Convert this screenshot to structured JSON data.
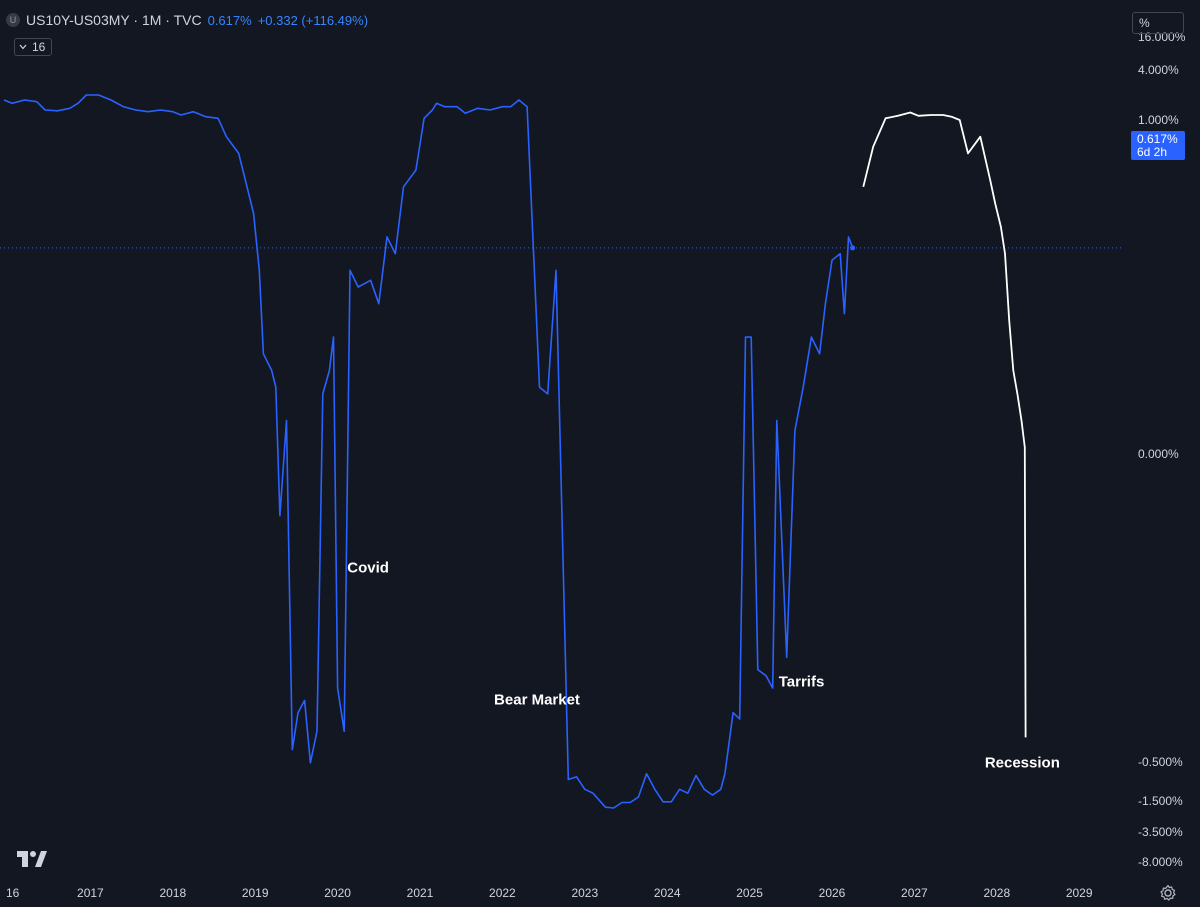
{
  "header": {
    "symbol_logo": "U",
    "title": "US10Y-US03MY · 1M · TVC",
    "last_value": "0.617%",
    "change": "+0.332 (+116.49%)",
    "interval_count": "16"
  },
  "price_axis": {
    "unit": "%",
    "last_price_label": "0.617%",
    "countdown": "6d 2h",
    "tick_labels": [
      "16.000%",
      "4.000%",
      "1.000%",
      "0.000%",
      "-0.500%",
      "-1.500%",
      "-3.500%",
      "-8.000%"
    ]
  },
  "time_axis": {
    "labels": [
      "16",
      "2017",
      "2018",
      "2019",
      "2020",
      "2021",
      "2022",
      "2023",
      "2024",
      "2025",
      "2026",
      "2027",
      "2028",
      "2029"
    ]
  },
  "annotations": {
    "covid": "Covid",
    "bear_market": "Bear Market",
    "tariffs": "Tarrifs",
    "recession": "Recession"
  },
  "colors": {
    "background": "#131722",
    "series_line": "#2962ff",
    "projection_line": "#ffffff",
    "price_line": "#2962ff"
  },
  "icons": {
    "chart_logo": "tradingview-logo-icon",
    "settings": "gear-icon",
    "interval": "chevron-down-icon"
  },
  "chart_data": {
    "type": "line",
    "title": "US10Y-US03MY · 1M · TVC",
    "xlabel": "",
    "ylabel": "",
    "y_scale": "log-style percent",
    "xlim": [
      2015.95,
      2029.6
    ],
    "y_ticks": [
      16,
      4,
      1,
      0,
      -0.5,
      -1.5,
      -3.5,
      -8
    ],
    "grid": false,
    "last_value": 0.617,
    "series": [
      {
        "values_xy": [
          [
            2015.95,
            2.2
          ],
          [
            2016.05,
            2.0
          ],
          [
            2016.2,
            2.2
          ],
          [
            2016.35,
            2.1
          ],
          [
            2016.45,
            1.6
          ],
          [
            2016.6,
            1.55
          ],
          [
            2016.75,
            1.7
          ],
          [
            2016.85,
            2.0
          ],
          [
            2016.95,
            2.5
          ],
          [
            2017.1,
            2.5
          ],
          [
            2017.25,
            2.2
          ],
          [
            2017.4,
            1.8
          ],
          [
            2017.55,
            1.6
          ],
          [
            2017.7,
            1.5
          ],
          [
            2017.85,
            1.6
          ],
          [
            2018.0,
            1.5
          ],
          [
            2018.1,
            1.3
          ],
          [
            2018.25,
            1.5
          ],
          [
            2018.4,
            1.2
          ],
          [
            2018.55,
            1.1
          ],
          [
            2018.65,
            0.95
          ],
          [
            2018.8,
            0.9
          ],
          [
            2018.9,
            0.8
          ],
          [
            2018.98,
            0.72
          ],
          [
            2019.05,
            0.55
          ],
          [
            2019.1,
            0.3
          ],
          [
            2019.2,
            0.25
          ],
          [
            2019.25,
            0.2
          ],
          [
            2019.3,
            -0.1
          ],
          [
            2019.38,
            0.1
          ],
          [
            2019.45,
            -0.48
          ],
          [
            2019.52,
            -0.42
          ],
          [
            2019.6,
            -0.4
          ],
          [
            2019.67,
            -0.52
          ],
          [
            2019.75,
            -0.45
          ],
          [
            2019.82,
            0.18
          ],
          [
            2019.9,
            0.25
          ],
          [
            2019.95,
            0.35
          ],
          [
            2020.0,
            -0.38
          ],
          [
            2020.08,
            -0.45
          ],
          [
            2020.15,
            0.55
          ],
          [
            2020.25,
            0.5
          ],
          [
            2020.4,
            0.52
          ],
          [
            2020.5,
            0.45
          ],
          [
            2020.6,
            0.65
          ],
          [
            2020.7,
            0.6
          ],
          [
            2020.8,
            0.8
          ],
          [
            2020.95,
            0.85
          ],
          [
            2021.05,
            1.1
          ],
          [
            2021.15,
            1.6
          ],
          [
            2021.2,
            2.0
          ],
          [
            2021.3,
            1.8
          ],
          [
            2021.45,
            1.8
          ],
          [
            2021.55,
            1.4
          ],
          [
            2021.7,
            1.7
          ],
          [
            2021.85,
            1.6
          ],
          [
            2022.0,
            1.8
          ],
          [
            2022.1,
            1.8
          ],
          [
            2022.2,
            2.2
          ],
          [
            2022.3,
            1.8
          ],
          [
            2022.45,
            0.2
          ],
          [
            2022.55,
            0.18
          ],
          [
            2022.65,
            0.55
          ],
          [
            2022.75,
            -0.25
          ],
          [
            2022.8,
            -0.95
          ],
          [
            2022.9,
            -0.88
          ],
          [
            2023.0,
            -1.2
          ],
          [
            2023.1,
            -1.3
          ],
          [
            2023.25,
            -1.9
          ],
          [
            2023.35,
            -1.95
          ],
          [
            2023.45,
            -1.6
          ],
          [
            2023.55,
            -1.6
          ],
          [
            2023.65,
            -1.4
          ],
          [
            2023.75,
            -0.8
          ],
          [
            2023.85,
            -1.2
          ],
          [
            2023.95,
            -1.55
          ],
          [
            2024.05,
            -1.55
          ],
          [
            2024.15,
            -1.2
          ],
          [
            2024.25,
            -1.3
          ],
          [
            2024.35,
            -0.85
          ],
          [
            2024.45,
            -1.2
          ],
          [
            2024.55,
            -1.35
          ],
          [
            2024.65,
            -1.2
          ],
          [
            2024.7,
            -0.8
          ],
          [
            2024.8,
            -0.42
          ],
          [
            2024.88,
            -0.43
          ],
          [
            2024.95,
            0.35
          ],
          [
            2025.02,
            0.35
          ],
          [
            2025.1,
            -0.35
          ],
          [
            2025.2,
            -0.36
          ],
          [
            2025.28,
            -0.38
          ],
          [
            2025.33,
            0.1
          ],
          [
            2025.45,
            -0.33
          ],
          [
            2025.55,
            0.07
          ],
          [
            2025.65,
            0.2
          ],
          [
            2025.75,
            0.35
          ],
          [
            2025.85,
            0.3
          ],
          [
            2025.92,
            0.45
          ],
          [
            2026.0,
            0.58
          ],
          [
            2026.1,
            0.6
          ],
          [
            2026.15,
            0.42
          ],
          [
            2026.2,
            0.65
          ],
          [
            2026.25,
            0.617
          ]
        ],
        "color": "#2962ff"
      },
      {
        "values_xy": [
          [
            2026.38,
            0.8
          ],
          [
            2026.5,
            0.92
          ],
          [
            2026.65,
            1.1
          ],
          [
            2026.8,
            1.25
          ],
          [
            2026.95,
            1.45
          ],
          [
            2027.05,
            1.25
          ],
          [
            2027.2,
            1.3
          ],
          [
            2027.35,
            1.3
          ],
          [
            2027.45,
            1.2
          ],
          [
            2027.55,
            1.0
          ],
          [
            2027.65,
            0.9
          ],
          [
            2027.8,
            0.95
          ],
          [
            2027.92,
            0.82
          ],
          [
            2027.98,
            0.75
          ],
          [
            2028.05,
            0.68
          ],
          [
            2028.1,
            0.6
          ],
          [
            2028.15,
            0.4
          ],
          [
            2028.2,
            0.25
          ],
          [
            2028.25,
            0.18
          ],
          [
            2028.3,
            0.1
          ],
          [
            2028.34,
            0.02
          ],
          [
            2028.35,
            -0.46
          ]
        ],
        "color": "#ffffff"
      }
    ]
  }
}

• [EXERCISE DESCRIPTION] Transcribe the whole listing exactly. Pictures are excluded.

• [REPLY TO THE EXERCISE]
Convert this screenshot to structured JSON data.
{
  "header": {
    "symbol_logo": "U",
    "title": "US10Y-US03MY · 1M · TVC",
    "last_value": "0.617%",
    "change": "+0.332 (+116.49%)",
    "interval_count": "16"
  },
  "price_axis": {
    "unit": "%",
    "last_price_label": "0.617%",
    "countdown": "6d 2h",
    "tick_labels": [
      "16.000%",
      "4.000%",
      "1.000%",
      "0.000%",
      "-0.500%",
      "-1.500%",
      "-3.500%",
      "-8.000%"
    ]
  },
  "time_axis": {
    "labels": [
      "16",
      "2017",
      "2018",
      "2019",
      "2020",
      "2021",
      "2022",
      "2023",
      "2024",
      "2025",
      "2026",
      "2027",
      "2028",
      "2029"
    ]
  },
  "annotations": {
    "covid": "Covid",
    "bear_market": "Bear Market",
    "tariffs": "Tarrifs",
    "recession": "Recession"
  },
  "colors": {
    "background": "#131722",
    "series_line": "#2962ff",
    "projection_line": "#ffffff",
    "price_line": "#2962ff"
  },
  "icons": {
    "chart_logo": "tradingview-logo-icon",
    "settings": "gear-icon",
    "interval": "chevron-down-icon"
  },
  "chart_data": {
    "type": "line",
    "title": "US10Y-US03MY · 1M · TVC",
    "xlabel": "",
    "ylabel": "",
    "y_scale": "log-style percent",
    "xlim": [
      2015.95,
      2029.6
    ],
    "y_ticks": [
      16,
      4,
      1,
      0,
      -0.5,
      -1.5,
      -3.5,
      -8
    ],
    "grid": false,
    "last_value": 0.617,
    "series": [
      {
        "values_xy": [
          [
            2015.95,
            2.2
          ],
          [
            2016.05,
            2.0
          ],
          [
            2016.2,
            2.2
          ],
          [
            2016.35,
            2.1
          ],
          [
            2016.45,
            1.6
          ],
          [
            2016.6,
            1.55
          ],
          [
            2016.75,
            1.7
          ],
          [
            2016.85,
            2.0
          ],
          [
            2016.95,
            2.5
          ],
          [
            2017.1,
            2.5
          ],
          [
            2017.25,
            2.2
          ],
          [
            2017.4,
            1.8
          ],
          [
            2017.55,
            1.6
          ],
          [
            2017.7,
            1.5
          ],
          [
            2017.85,
            1.6
          ],
          [
            2018.0,
            1.5
          ],
          [
            2018.1,
            1.3
          ],
          [
            2018.25,
            1.5
          ],
          [
            2018.4,
            1.2
          ],
          [
            2018.55,
            1.1
          ],
          [
            2018.65,
            0.95
          ],
          [
            2018.8,
            0.9
          ],
          [
            2018.9,
            0.8
          ],
          [
            2018.98,
            0.72
          ],
          [
            2019.05,
            0.55
          ],
          [
            2019.1,
            0.3
          ],
          [
            2019.2,
            0.25
          ],
          [
            2019.25,
            0.2
          ],
          [
            2019.3,
            -0.1
          ],
          [
            2019.38,
            0.1
          ],
          [
            2019.45,
            -0.48
          ],
          [
            2019.52,
            -0.42
          ],
          [
            2019.6,
            -0.4
          ],
          [
            2019.67,
            -0.52
          ],
          [
            2019.75,
            -0.45
          ],
          [
            2019.82,
            0.18
          ],
          [
            2019.9,
            0.25
          ],
          [
            2019.95,
            0.35
          ],
          [
            2020.0,
            -0.38
          ],
          [
            2020.08,
            -0.45
          ],
          [
            2020.15,
            0.55
          ],
          [
            2020.25,
            0.5
          ],
          [
            2020.4,
            0.52
          ],
          [
            2020.5,
            0.45
          ],
          [
            2020.6,
            0.65
          ],
          [
            2020.7,
            0.6
          ],
          [
            2020.8,
            0.8
          ],
          [
            2020.95,
            0.85
          ],
          [
            2021.05,
            1.1
          ],
          [
            2021.15,
            1.6
          ],
          [
            2021.2,
            2.0
          ],
          [
            2021.3,
            1.8
          ],
          [
            2021.45,
            1.8
          ],
          [
            2021.55,
            1.4
          ],
          [
            2021.7,
            1.7
          ],
          [
            2021.85,
            1.6
          ],
          [
            2022.0,
            1.8
          ],
          [
            2022.1,
            1.8
          ],
          [
            2022.2,
            2.2
          ],
          [
            2022.3,
            1.8
          ],
          [
            2022.45,
            0.2
          ],
          [
            2022.55,
            0.18
          ],
          [
            2022.65,
            0.55
          ],
          [
            2022.75,
            -0.25
          ],
          [
            2022.8,
            -0.95
          ],
          [
            2022.9,
            -0.88
          ],
          [
            2023.0,
            -1.2
          ],
          [
            2023.1,
            -1.3
          ],
          [
            2023.25,
            -1.9
          ],
          [
            2023.35,
            -1.95
          ],
          [
            2023.45,
            -1.6
          ],
          [
            2023.55,
            -1.6
          ],
          [
            2023.65,
            -1.4
          ],
          [
            2023.75,
            -0.8
          ],
          [
            2023.85,
            -1.2
          ],
          [
            2023.95,
            -1.55
          ],
          [
            2024.05,
            -1.55
          ],
          [
            2024.15,
            -1.2
          ],
          [
            2024.25,
            -1.3
          ],
          [
            2024.35,
            -0.85
          ],
          [
            2024.45,
            -1.2
          ],
          [
            2024.55,
            -1.35
          ],
          [
            2024.65,
            -1.2
          ],
          [
            2024.7,
            -0.8
          ],
          [
            2024.8,
            -0.42
          ],
          [
            2024.88,
            -0.43
          ],
          [
            2024.95,
            0.35
          ],
          [
            2025.02,
            0.35
          ],
          [
            2025.1,
            -0.35
          ],
          [
            2025.2,
            -0.36
          ],
          [
            2025.28,
            -0.38
          ],
          [
            2025.33,
            0.1
          ],
          [
            2025.45,
            -0.33
          ],
          [
            2025.55,
            0.07
          ],
          [
            2025.65,
            0.2
          ],
          [
            2025.75,
            0.35
          ],
          [
            2025.85,
            0.3
          ],
          [
            2025.92,
            0.45
          ],
          [
            2026.0,
            0.58
          ],
          [
            2026.1,
            0.6
          ],
          [
            2026.15,
            0.42
          ],
          [
            2026.2,
            0.65
          ],
          [
            2026.25,
            0.617
          ]
        ],
        "color": "#2962ff"
      },
      {
        "values_xy": [
          [
            2026.38,
            0.8
          ],
          [
            2026.5,
            0.92
          ],
          [
            2026.65,
            1.1
          ],
          [
            2026.8,
            1.25
          ],
          [
            2026.95,
            1.45
          ],
          [
            2027.05,
            1.25
          ],
          [
            2027.2,
            1.3
          ],
          [
            2027.35,
            1.3
          ],
          [
            2027.45,
            1.2
          ],
          [
            2027.55,
            1.0
          ],
          [
            2027.65,
            0.9
          ],
          [
            2027.8,
            0.95
          ],
          [
            2027.92,
            0.82
          ],
          [
            2027.98,
            0.75
          ],
          [
            2028.05,
            0.68
          ],
          [
            2028.1,
            0.6
          ],
          [
            2028.15,
            0.4
          ],
          [
            2028.2,
            0.25
          ],
          [
            2028.25,
            0.18
          ],
          [
            2028.3,
            0.1
          ],
          [
            2028.34,
            0.02
          ],
          [
            2028.35,
            -0.46
          ]
        ],
        "color": "#ffffff"
      }
    ]
  }
}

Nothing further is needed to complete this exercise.